--- START ---

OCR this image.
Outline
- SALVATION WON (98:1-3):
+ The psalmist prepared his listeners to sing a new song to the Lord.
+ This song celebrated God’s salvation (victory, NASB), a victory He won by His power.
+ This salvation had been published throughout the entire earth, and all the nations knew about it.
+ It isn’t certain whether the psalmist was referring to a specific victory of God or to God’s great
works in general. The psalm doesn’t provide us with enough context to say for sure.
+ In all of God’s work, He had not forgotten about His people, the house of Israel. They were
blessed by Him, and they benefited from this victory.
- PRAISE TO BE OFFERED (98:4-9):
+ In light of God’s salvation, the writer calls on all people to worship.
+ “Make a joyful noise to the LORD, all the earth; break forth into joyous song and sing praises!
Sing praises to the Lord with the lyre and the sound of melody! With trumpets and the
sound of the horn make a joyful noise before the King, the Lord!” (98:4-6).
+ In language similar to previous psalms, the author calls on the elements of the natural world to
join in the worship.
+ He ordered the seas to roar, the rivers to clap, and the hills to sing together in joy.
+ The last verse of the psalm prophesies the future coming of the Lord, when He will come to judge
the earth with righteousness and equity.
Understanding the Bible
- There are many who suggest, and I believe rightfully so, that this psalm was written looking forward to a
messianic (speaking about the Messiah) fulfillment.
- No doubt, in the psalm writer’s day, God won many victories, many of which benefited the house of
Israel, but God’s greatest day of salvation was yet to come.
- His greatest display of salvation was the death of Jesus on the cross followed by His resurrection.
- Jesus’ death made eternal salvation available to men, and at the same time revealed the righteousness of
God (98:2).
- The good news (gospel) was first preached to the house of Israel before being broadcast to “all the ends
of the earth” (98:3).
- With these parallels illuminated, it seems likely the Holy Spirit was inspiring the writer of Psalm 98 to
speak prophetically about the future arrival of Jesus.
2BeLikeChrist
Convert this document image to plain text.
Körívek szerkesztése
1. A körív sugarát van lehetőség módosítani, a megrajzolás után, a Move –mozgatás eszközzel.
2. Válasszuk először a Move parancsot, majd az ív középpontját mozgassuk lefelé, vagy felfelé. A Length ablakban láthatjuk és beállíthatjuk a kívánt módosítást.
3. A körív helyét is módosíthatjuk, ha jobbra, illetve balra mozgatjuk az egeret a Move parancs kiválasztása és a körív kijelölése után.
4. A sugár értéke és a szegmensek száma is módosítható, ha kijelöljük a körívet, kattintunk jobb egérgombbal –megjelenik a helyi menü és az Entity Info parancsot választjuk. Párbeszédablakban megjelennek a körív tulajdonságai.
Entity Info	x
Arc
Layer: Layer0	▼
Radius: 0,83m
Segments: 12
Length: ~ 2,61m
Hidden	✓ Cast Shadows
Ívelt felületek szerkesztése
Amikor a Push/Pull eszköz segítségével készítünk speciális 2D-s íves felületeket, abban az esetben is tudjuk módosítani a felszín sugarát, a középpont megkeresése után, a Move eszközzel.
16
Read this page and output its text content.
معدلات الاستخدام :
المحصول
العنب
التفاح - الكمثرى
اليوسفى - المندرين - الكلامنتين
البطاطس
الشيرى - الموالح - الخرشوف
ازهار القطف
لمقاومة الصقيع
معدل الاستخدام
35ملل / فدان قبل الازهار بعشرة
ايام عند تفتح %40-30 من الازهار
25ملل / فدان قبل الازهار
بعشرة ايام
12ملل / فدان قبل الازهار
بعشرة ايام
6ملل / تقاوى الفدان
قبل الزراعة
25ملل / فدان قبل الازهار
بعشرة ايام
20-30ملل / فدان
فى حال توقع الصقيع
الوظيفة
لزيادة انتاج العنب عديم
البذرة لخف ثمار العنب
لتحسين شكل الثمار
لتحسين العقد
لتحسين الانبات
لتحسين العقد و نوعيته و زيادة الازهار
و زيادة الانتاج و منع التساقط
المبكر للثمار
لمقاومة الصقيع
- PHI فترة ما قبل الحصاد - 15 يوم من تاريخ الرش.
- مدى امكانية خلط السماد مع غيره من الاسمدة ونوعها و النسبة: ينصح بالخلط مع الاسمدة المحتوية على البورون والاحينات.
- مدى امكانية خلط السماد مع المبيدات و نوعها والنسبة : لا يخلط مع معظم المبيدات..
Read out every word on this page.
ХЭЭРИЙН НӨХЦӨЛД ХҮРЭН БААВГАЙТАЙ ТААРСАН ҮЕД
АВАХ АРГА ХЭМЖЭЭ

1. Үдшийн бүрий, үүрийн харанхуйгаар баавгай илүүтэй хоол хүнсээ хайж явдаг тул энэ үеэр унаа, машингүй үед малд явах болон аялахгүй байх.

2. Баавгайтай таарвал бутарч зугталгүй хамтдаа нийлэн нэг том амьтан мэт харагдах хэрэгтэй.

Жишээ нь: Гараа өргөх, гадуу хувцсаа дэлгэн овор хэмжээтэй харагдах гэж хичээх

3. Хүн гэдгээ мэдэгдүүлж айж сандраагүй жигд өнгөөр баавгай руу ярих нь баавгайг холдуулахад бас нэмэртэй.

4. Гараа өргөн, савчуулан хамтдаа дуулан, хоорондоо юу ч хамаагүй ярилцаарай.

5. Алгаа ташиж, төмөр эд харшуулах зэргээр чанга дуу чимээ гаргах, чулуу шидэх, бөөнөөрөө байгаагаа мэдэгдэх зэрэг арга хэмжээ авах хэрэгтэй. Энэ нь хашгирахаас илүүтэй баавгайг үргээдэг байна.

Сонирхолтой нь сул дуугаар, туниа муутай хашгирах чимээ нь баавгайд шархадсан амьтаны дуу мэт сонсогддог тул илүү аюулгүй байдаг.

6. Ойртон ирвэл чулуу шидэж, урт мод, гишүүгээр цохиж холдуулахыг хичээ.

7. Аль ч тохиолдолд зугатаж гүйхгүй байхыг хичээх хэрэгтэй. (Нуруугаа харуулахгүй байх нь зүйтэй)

--- END ---

- [Prompt]: Give the lines exactly as they stand, from the line with "Read out every word on this page." through the end of the material.

- [Task output]:
Read out every word on this page.
ХЭЭРИЙН НӨХЦӨЛД ХҮРЭН БААВГАЙТАЙ ТААРСАН ҮЕД
АВАХ АРГА ХЭМЖЭЭ

1. Үдшийн бүрий, үүрийн харанхуйгаар баавгай илүүтэй хоол хүнсээ хайж явдаг тул энэ үеэр унаа, машингүй үед малд явах болон аялахгүй байх.

2. Баавгайтай таарвал бутарч зугталгүй хамтдаа нийлэн нэг том амьтан мэт харагдах хэрэгтэй.

Жишээ нь: Гараа өргөх, гадуу хувцсаа дэлгэн овор хэмжээтэй харагдах гэж хичээх

3. Хүн гэдгээ мэдэгдүүлж айж сандраагүй жигд өнгөөр баавгай руу ярих нь баавгайг холдуулахад бас нэмэртэй.

4. Гараа өргөн, савчуулан хамтдаа дуулан, хоорондоо юу ч хамаагүй ярилцаарай.

5. Алгаа ташиж, төмөр эд харшуулах зэргээр чанга дуу чимээ гаргах, чулуу шидэх, бөөнөөрөө байгаагаа мэдэгдэх зэрэг арга хэмжээ авах хэрэгтэй. Энэ нь хашгирахаас илүүтэй баавгайг үргээдэг байна.

Сонирхолтой нь сул дуугаар, туниа муутай хашгирах чимээ нь баавгайд шархадсан амьтаны дуу мэт сонсогддог тул илүү аюулгүй байдаг.

6. Ойртон ирвэл чулуу шидэж, урт мод, гишүүгээр цохиж холдуулахыг хичээ.

7. Аль ч тохиолдолд зугатаж гүйхгүй байхыг хичээх хэрэгтэй. (Нуруугаа харуулахгүй байх нь зүйтэй)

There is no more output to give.